■ **Given request**:
Set down the material below word for word, excluding the pictures.

[Raw records]
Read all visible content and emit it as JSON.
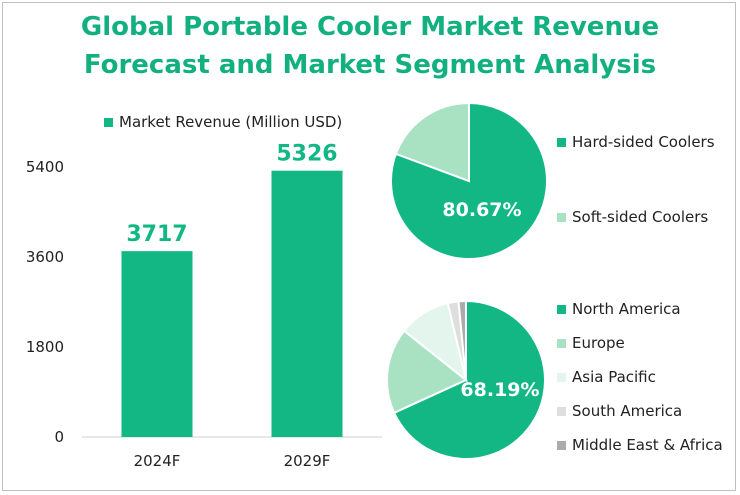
{
  "title_line1": "Global Portable Cooler Market Revenue",
  "title_line2": "Forecast and Market Segment Analysis",
  "colors": {
    "title": "#12b07f",
    "primary": "#12b784",
    "light_green": "#a8e2c3",
    "pale_green": "#e3f5ec",
    "light_gray": "#dedede",
    "gray": "#ababab"
  },
  "chart_data": [
    {
      "type": "bar",
      "legend": "Market Revenue (Million USD)",
      "categories": [
        "2024F",
        "2029F"
      ],
      "values": [
        3717,
        5326
      ],
      "data_labels": [
        "3717",
        "5326"
      ],
      "ylim": [
        0,
        5400
      ],
      "yticks": [
        "0",
        "1800",
        "3600",
        "5400"
      ],
      "legend_position": "top",
      "grid": false
    },
    {
      "type": "pie",
      "labels": [
        "Hard-sided Coolers",
        "Soft-sided Coolers"
      ],
      "values": [
        80.67,
        19.33
      ],
      "data_label": "80.67%",
      "legend_position": "right"
    },
    {
      "type": "pie",
      "labels": [
        "North America",
        "Europe",
        "Asia Pacific",
        "South America",
        "Middle East & Africa"
      ],
      "values": [
        68.19,
        17.5,
        10.6,
        2.2,
        1.51
      ],
      "data_label": "68.19%",
      "legend_position": "right"
    }
  ]
}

■ **Result for this task**:
Read all visible content and emit it as JSON.
{
  "title_line1": "Global Portable Cooler Market Revenue",
  "title_line2": "Forecast and Market Segment Analysis",
  "colors": {
    "title": "#12b07f",
    "primary": "#12b784",
    "light_green": "#a8e2c3",
    "pale_green": "#e3f5ec",
    "light_gray": "#dedede",
    "gray": "#ababab"
  },
  "chart_data": [
    {
      "type": "bar",
      "legend": "Market Revenue (Million USD)",
      "categories": [
        "2024F",
        "2029F"
      ],
      "values": [
        3717,
        5326
      ],
      "data_labels": [
        "3717",
        "5326"
      ],
      "ylim": [
        0,
        5400
      ],
      "yticks": [
        "0",
        "1800",
        "3600",
        "5400"
      ],
      "legend_position": "top",
      "grid": false
    },
    {
      "type": "pie",
      "labels": [
        "Hard-sided Coolers",
        "Soft-sided Coolers"
      ],
      "values": [
        80.67,
        19.33
      ],
      "data_label": "80.67%",
      "legend_position": "right"
    },
    {
      "type": "pie",
      "labels": [
        "North America",
        "Europe",
        "Asia Pacific",
        "South America",
        "Middle East & Africa"
      ],
      "values": [
        68.19,
        17.5,
        10.6,
        2.2,
        1.51
      ],
      "data_label": "68.19%",
      "legend_position": "right"
    }
  ]
}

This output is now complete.